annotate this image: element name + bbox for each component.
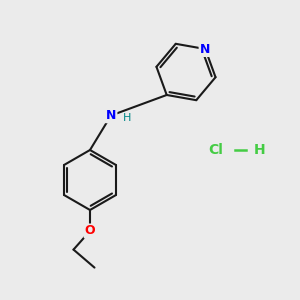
- Text: H: H: [254, 143, 265, 157]
- Text: N: N: [200, 43, 211, 56]
- Text: Cl: Cl: [208, 143, 224, 157]
- Text: H: H: [123, 113, 132, 123]
- Text: O: O: [85, 224, 95, 238]
- Text: N: N: [106, 109, 116, 122]
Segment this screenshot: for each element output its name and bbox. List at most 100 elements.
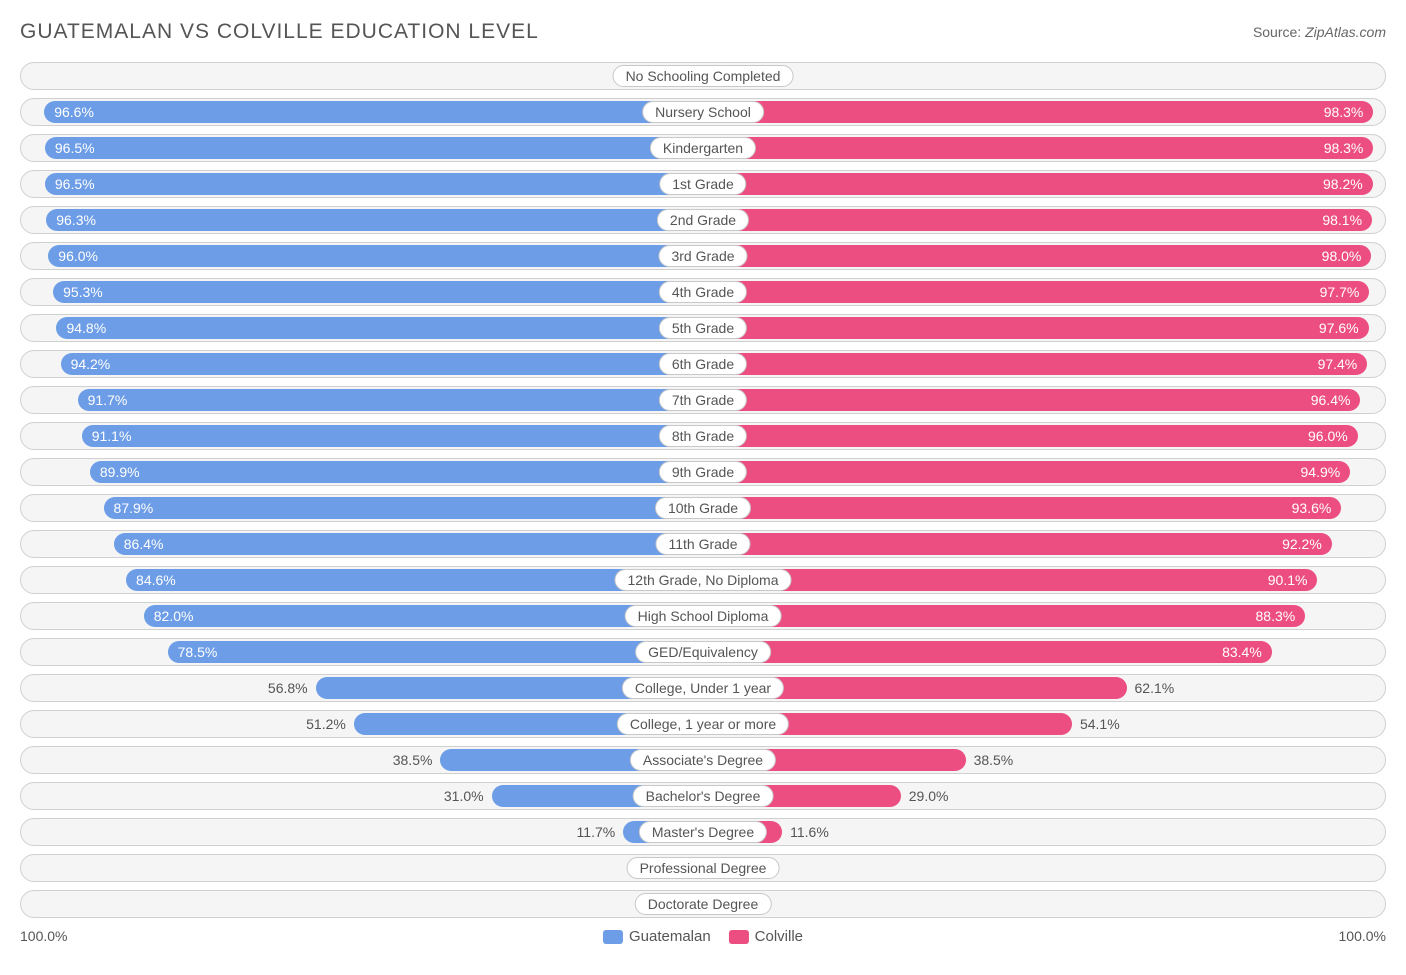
- bar-right-value: 98.2%: [1323, 176, 1373, 192]
- legend: Guatemalan Colville: [603, 928, 803, 945]
- chart-title: GUATEMALAN VS COLVILLE EDUCATION LEVEL: [20, 20, 539, 44]
- bar-right: 97.6%: [703, 317, 1369, 339]
- bar-right-value: 97.4%: [1318, 356, 1368, 372]
- bar-right-value: 96.4%: [1311, 392, 1361, 408]
- bar-left-value: 56.8%: [268, 680, 308, 696]
- bar-right: 94.9%: [703, 461, 1350, 483]
- bar-left: 78.5%: [168, 641, 703, 663]
- legend-swatch-right: [729, 930, 749, 944]
- chart-row: 3.5%3.8%Professional Degree: [20, 854, 1386, 882]
- chart-row: 3.5%1.9%No Schooling Completed: [20, 62, 1386, 90]
- bar-left: 96.3%: [46, 209, 703, 231]
- bar-right-value: 93.6%: [1292, 500, 1342, 516]
- bar-left-value: 78.5%: [168, 644, 218, 660]
- category-label: 8th Grade: [659, 425, 747, 447]
- category-label: Nursery School: [642, 101, 764, 123]
- chart-row: 31.0%29.0%Bachelor's Degree: [20, 782, 1386, 810]
- source-label: Source:: [1253, 24, 1301, 40]
- category-label: 10th Grade: [655, 497, 751, 519]
- category-label: Bachelor's Degree: [633, 785, 774, 807]
- chart-row: 87.9% 93.6% 10th Grade: [20, 494, 1386, 522]
- bar-right: 98.3%: [703, 101, 1373, 123]
- bar-left: 96.5%: [45, 173, 703, 195]
- bar-left-value: 87.9%: [104, 500, 154, 516]
- bar-right-value: 96.0%: [1308, 428, 1358, 444]
- bar-left: 89.9%: [90, 461, 703, 483]
- category-label: 2nd Grade: [657, 209, 749, 231]
- bar-right-value: 11.6%: [790, 824, 829, 840]
- bar-right: 97.7%: [703, 281, 1369, 303]
- category-label: 1st Grade: [659, 173, 746, 195]
- bar-left-value: 95.3%: [53, 284, 103, 300]
- category-label: 12th Grade, No Diploma: [615, 569, 792, 591]
- bar-left-value: 96.3%: [46, 212, 96, 228]
- bar-right-value: 90.1%: [1268, 572, 1318, 588]
- category-label: Kindergarten: [650, 137, 756, 159]
- bar-right-value: 62.1%: [1135, 680, 1175, 696]
- bar-left-value: 96.6%: [44, 104, 94, 120]
- chart-row: 96.6% 98.3% Nursery School: [20, 98, 1386, 126]
- category-label: 3rd Grade: [658, 245, 747, 267]
- bar-left-value: 94.2%: [61, 356, 111, 372]
- bar-right-value: 94.9%: [1301, 464, 1351, 480]
- bar-left-value: 94.8%: [56, 320, 106, 336]
- chart-row: 84.6% 90.1% 12th Grade, No Diploma: [20, 566, 1386, 594]
- bar-right: 96.0%: [703, 425, 1358, 447]
- chart-row: 94.2% 97.4% 6th Grade: [20, 350, 1386, 378]
- source-name: ZipAtlas.com: [1305, 24, 1386, 40]
- category-label: 5th Grade: [659, 317, 747, 339]
- category-label: 11th Grade: [655, 533, 750, 555]
- bar-right-value: 88.3%: [1256, 608, 1306, 624]
- chart-row: 95.3% 97.7%4th Grade: [20, 278, 1386, 306]
- bar-right-value: 98.3%: [1324, 140, 1374, 156]
- category-label: 4th Grade: [659, 281, 747, 303]
- bar-left-value: 31.0%: [444, 788, 484, 804]
- chart-row: 11.7%11.6%Master's Degree: [20, 818, 1386, 846]
- bar-left: 91.7%: [78, 389, 703, 411]
- chart-row: 96.5% 98.3% Kindergarten: [20, 134, 1386, 162]
- chart-row: 1.4%1.6%Doctorate Degree: [20, 890, 1386, 918]
- legend-swatch-left: [603, 930, 623, 944]
- bar-left: 82.0%: [144, 605, 703, 627]
- chart-row: 82.0%88.3%High School Diploma: [20, 602, 1386, 630]
- chart-row: 89.9% 94.9% 9th Grade: [20, 458, 1386, 486]
- bar-right: 92.2%: [703, 533, 1332, 555]
- bar-right-value: 98.3%: [1324, 104, 1374, 120]
- chart-row: 94.8% 97.6% 5th Grade: [20, 314, 1386, 342]
- bar-right: 97.4%: [703, 353, 1367, 375]
- chart-container: GUATEMALAN VS COLVILLE EDUCATION LEVEL S…: [20, 20, 1386, 950]
- chart-row: 91.1% 96.0% 8th Grade: [20, 422, 1386, 450]
- bar-right: 90.1%: [703, 569, 1317, 591]
- category-label: Master's Degree: [639, 821, 767, 843]
- category-label: College, Under 1 year: [622, 677, 784, 699]
- legend-label-left: Guatemalan: [629, 928, 711, 945]
- source-attribution: Source: ZipAtlas.com: [1253, 24, 1386, 40]
- category-label: 9th Grade: [659, 461, 747, 483]
- bar-right: 98.0%: [703, 245, 1371, 267]
- bar-right: 96.4%: [703, 389, 1360, 411]
- category-label: Professional Degree: [627, 857, 780, 879]
- bar-right: 98.1%: [703, 209, 1372, 231]
- bar-left: 91.1%: [82, 425, 703, 447]
- chart-rows: 3.5%1.9%No Schooling Completed 96.6% 98.3%…: [20, 62, 1386, 918]
- category-label: GED/Equivalency: [635, 641, 771, 663]
- bar-right: 83.4%: [703, 641, 1272, 663]
- bar-right: 98.3%: [703, 137, 1373, 159]
- bar-left: 96.5%: [45, 137, 703, 159]
- bar-right-value: 83.4%: [1222, 644, 1272, 660]
- legend-label-right: Colville: [755, 928, 803, 945]
- bar-right-value: 54.1%: [1080, 716, 1120, 732]
- bar-right-value: 97.6%: [1319, 320, 1369, 336]
- chart-row: 91.7%96.4%7th Grade: [20, 386, 1386, 414]
- chart-row: 86.4%92.2%11th Grade: [20, 530, 1386, 558]
- bar-left: 96.6%: [44, 101, 703, 123]
- bar-left-value: 84.6%: [126, 572, 176, 588]
- legend-item-left: Guatemalan: [603, 928, 711, 945]
- category-label: No Schooling Completed: [613, 65, 794, 87]
- category-label: Doctorate Degree: [635, 893, 772, 915]
- bar-left-value: 96.0%: [48, 248, 98, 264]
- chart-row: 51.2%54.1%College, 1 year or more: [20, 710, 1386, 738]
- category-label: 6th Grade: [659, 353, 747, 375]
- bar-left-value: 96.5%: [45, 140, 95, 156]
- bar-left-value: 91.7%: [78, 392, 128, 408]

> _REQUIREMENTS_: Reproduce all of the material above line for line, without a single change, and leave out the pictures.

> _FULL RESPONSE_:
annotate this image: element name + bbox for each component.
- Text: H: H: [254, 143, 265, 157]
- Text: N: N: [200, 43, 211, 56]
- Text: Cl: Cl: [208, 143, 224, 157]
- Text: H: H: [123, 113, 132, 123]
- Text: O: O: [85, 224, 95, 238]
- Text: N: N: [106, 109, 116, 122]
Segment this screenshot: for each element output its name and bbox. List at most 100 elements.
- bar-right-value: 98.2%: [1323, 176, 1373, 192]
- legend: Guatemalan Colville: [603, 928, 803, 945]
- chart-title: GUATEMALAN VS COLVILLE EDUCATION LEVEL: [20, 20, 539, 44]
- bar-right: 97.6%: [703, 317, 1369, 339]
- bar-right-value: 97.4%: [1318, 356, 1368, 372]
- bar-right-value: 96.4%: [1311, 392, 1361, 408]
- bar-left-value: 56.8%: [268, 680, 308, 696]
- bar-right: 94.9%: [703, 461, 1350, 483]
- bar-left: 78.5%: [168, 641, 703, 663]
- legend-swatch-right: [729, 930, 749, 944]
- chart-row: 3.5%3.8%Professional Degree: [20, 854, 1386, 882]
- chart-row: 3.5%1.9%No Schooling Completed: [20, 62, 1386, 90]
- bar-left: 96.3%: [46, 209, 703, 231]
- bar-right-value: 93.6%: [1292, 500, 1342, 516]
- bar-left-value: 78.5%: [168, 644, 218, 660]
- category-label: 8th Grade: [659, 425, 747, 447]
- category-label: Nursery School: [642, 101, 764, 123]
- chart-row: 31.0%29.0%Bachelor's Degree: [20, 782, 1386, 810]
- source-label: Source:: [1253, 24, 1301, 40]
- category-label: 10th Grade: [655, 497, 751, 519]
- category-label: Bachelor's Degree: [633, 785, 774, 807]
- chart-row: 87.9% 93.6% 10th Grade: [20, 494, 1386, 522]
- bar-right: 98.3%: [703, 101, 1373, 123]
- bar-left: 96.5%: [45, 173, 703, 195]
- bar-left-value: 87.9%: [104, 500, 154, 516]
- bar-right-value: 96.0%: [1308, 428, 1358, 444]
- bar-left: 89.9%: [90, 461, 703, 483]
- category-label: 2nd Grade: [657, 209, 749, 231]
- bar-right-value: 11.6%: [790, 824, 829, 840]
- bar-right: 97.7%: [703, 281, 1369, 303]
- category-label: 1st Grade: [659, 173, 746, 195]
- bar-left-value: 95.3%: [53, 284, 103, 300]
- category-label: 12th Grade, No Diploma: [615, 569, 792, 591]
- bar-left-value: 96.3%: [46, 212, 96, 228]
- bar-right-value: 90.1%: [1268, 572, 1318, 588]
- category-label: Kindergarten: [650, 137, 756, 159]
- bar-right-value: 62.1%: [1135, 680, 1175, 696]
- bar-left-value: 96.6%: [44, 104, 94, 120]
- chart-row: 96.6% 98.3% Nursery School: [20, 98, 1386, 126]
- category-label: 3rd Grade: [658, 245, 747, 267]
- bar-left-value: 94.2%: [61, 356, 111, 372]
- bar-right-value: 94.9%: [1301, 464, 1351, 480]
- bar-left-value: 94.8%: [56, 320, 106, 336]
- chart-row: 84.6% 90.1% 12th Grade, No Diploma: [20, 566, 1386, 594]
- bar-right: 96.0%: [703, 425, 1358, 447]
- chart-row: 94.2% 97.4% 6th Grade: [20, 350, 1386, 378]
- source-name: ZipAtlas.com: [1305, 24, 1386, 40]
- category-label: 5th Grade: [659, 317, 747, 339]
- category-label: 11th Grade: [655, 533, 750, 555]
- bar-right-value: 88.3%: [1256, 608, 1306, 624]
- chart-row: 95.3% 97.7%4th Grade: [20, 278, 1386, 306]
- bar-right-value: 98.3%: [1324, 140, 1374, 156]
- category-label: 4th Grade: [659, 281, 747, 303]
- bar-left-value: 31.0%: [444, 788, 484, 804]
- chart-row: 11.7%11.6%Master's Degree: [20, 818, 1386, 846]
- bar-left: 91.7%: [78, 389, 703, 411]
- chart-row: 96.5% 98.3% Kindergarten: [20, 134, 1386, 162]
- chart-row: 1.4%1.6%Doctorate Degree: [20, 890, 1386, 918]
- legend-swatch-left: [603, 930, 623, 944]
- bar-left: 82.0%: [144, 605, 703, 627]
- chart-row: 82.0%88.3%High School Diploma: [20, 602, 1386, 630]
- chart-row: 89.9% 94.9% 9th Grade: [20, 458, 1386, 486]
- bar-right: 92.2%: [703, 533, 1332, 555]
- bar-right-value: 98.3%: [1324, 104, 1374, 120]
- chart-row: 94.8% 97.6% 5th Grade: [20, 314, 1386, 342]
- bar-right: 97.4%: [703, 353, 1367, 375]
- chart-container: GUATEMALAN VS COLVILLE EDUCATION LEVEL S…: [20, 20, 1386, 950]
- chart-row: 91.1% 96.0% 8th Grade: [20, 422, 1386, 450]
- bar-right: 90.1%: [703, 569, 1317, 591]
- category-label: Master's Degree: [639, 821, 767, 843]
- category-label: College, Under 1 year: [622, 677, 784, 699]
- legend-label-left: Guatemalan: [629, 928, 711, 945]
- source-attribution: Source: ZipAtlas.com: [1253, 24, 1386, 40]
- category-label: 9th Grade: [659, 461, 747, 483]
- bar-right: 98.0%: [703, 245, 1371, 267]
- bar-right: 96.4%: [703, 389, 1360, 411]
- category-label: Professional Degree: [627, 857, 780, 879]
- bar-right: 98.1%: [703, 209, 1372, 231]
- bar-left: 91.1%: [82, 425, 703, 447]
- chart-rows: 3.5%1.9%No Schooling Completed 96.6% 98.3%…: [20, 62, 1386, 918]
- category-label: GED/Equivalency: [635, 641, 771, 663]
- bar-right: 83.4%: [703, 641, 1272, 663]
- bar-right: 98.3%: [703, 137, 1373, 159]
- bar-left: 96.5%: [45, 137, 703, 159]
- bar-right-value: 83.4%: [1222, 644, 1272, 660]
- legend-label-right: Colville: [755, 928, 803, 945]
- bar-right-value: 54.1%: [1080, 716, 1120, 732]
- bar-right-value: 97.6%: [1319, 320, 1369, 336]
- chart-row: 91.7%96.4%7th Grade: [20, 386, 1386, 414]
- chart-row: 86.4%92.2%11th Grade: [20, 530, 1386, 558]
- bar-left: 96.6%: [44, 101, 703, 123]
- bar-left-value: 84.6%: [126, 572, 176, 588]
- legend-item-left: Guatemalan: [603, 928, 711, 945]
- category-label: No Schooling Completed: [613, 65, 794, 87]
- category-label: Doctorate Degree: [635, 893, 772, 915]
- bar-left-value: 96.0%: [48, 248, 98, 264]
- chart-row: 51.2%54.1%College, 1 year or more: [20, 710, 1386, 738]
- category-label: 6th Grade: [659, 353, 747, 375]
- bar-left-value: 96.5%: [45, 140, 95, 156]
- bar-left-value: 91.7%: [78, 392, 128, 408]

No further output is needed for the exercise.